____ Raw records

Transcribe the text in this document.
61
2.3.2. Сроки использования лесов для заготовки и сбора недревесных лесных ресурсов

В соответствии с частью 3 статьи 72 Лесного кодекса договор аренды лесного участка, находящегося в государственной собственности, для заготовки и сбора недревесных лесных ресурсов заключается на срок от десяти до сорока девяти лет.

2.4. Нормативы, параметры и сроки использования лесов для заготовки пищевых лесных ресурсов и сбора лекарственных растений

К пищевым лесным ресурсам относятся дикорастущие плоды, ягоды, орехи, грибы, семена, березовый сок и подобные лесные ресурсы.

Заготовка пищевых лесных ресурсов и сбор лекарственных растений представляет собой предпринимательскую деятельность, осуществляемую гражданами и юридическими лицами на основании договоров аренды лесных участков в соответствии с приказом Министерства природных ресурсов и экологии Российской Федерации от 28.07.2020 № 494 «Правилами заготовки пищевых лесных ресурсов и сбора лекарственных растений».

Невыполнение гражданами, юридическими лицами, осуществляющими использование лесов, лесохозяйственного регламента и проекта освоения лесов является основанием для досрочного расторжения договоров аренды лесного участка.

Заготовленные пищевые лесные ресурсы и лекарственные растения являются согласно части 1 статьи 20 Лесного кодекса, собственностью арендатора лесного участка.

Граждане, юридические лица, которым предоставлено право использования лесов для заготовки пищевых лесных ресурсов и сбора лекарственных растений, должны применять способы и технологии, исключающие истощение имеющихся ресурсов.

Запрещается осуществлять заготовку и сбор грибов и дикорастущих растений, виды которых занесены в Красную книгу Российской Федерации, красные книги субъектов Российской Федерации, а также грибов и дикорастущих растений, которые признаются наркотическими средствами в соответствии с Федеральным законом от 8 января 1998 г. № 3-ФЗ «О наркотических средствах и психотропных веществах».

________

_Given problem_:
Find the string "лесного" in the records, then copy each line where it occurs.

_Reply_:
В соответствии с частью 3 статьи 72 Лесного кодекса договор аренды лесного участка, находящегося в государственной собственности, для заготовки и сбора недревесных лесных ресурсов заключается на срок от десяти до сорока девяти лет.
Невыполнение гражданами, юридическими лицами, осуществляющими использование лесов, лесохозяйственного регламента и проекта освоения лесов является основанием для досрочного расторжения договоров аренды лесного участка.
Заготовленные пищевые лесные ресурсы и лекарственные растения являются согласно части 1 статьи 20 Лесного кодекса, собственностью арендатора лесного участка.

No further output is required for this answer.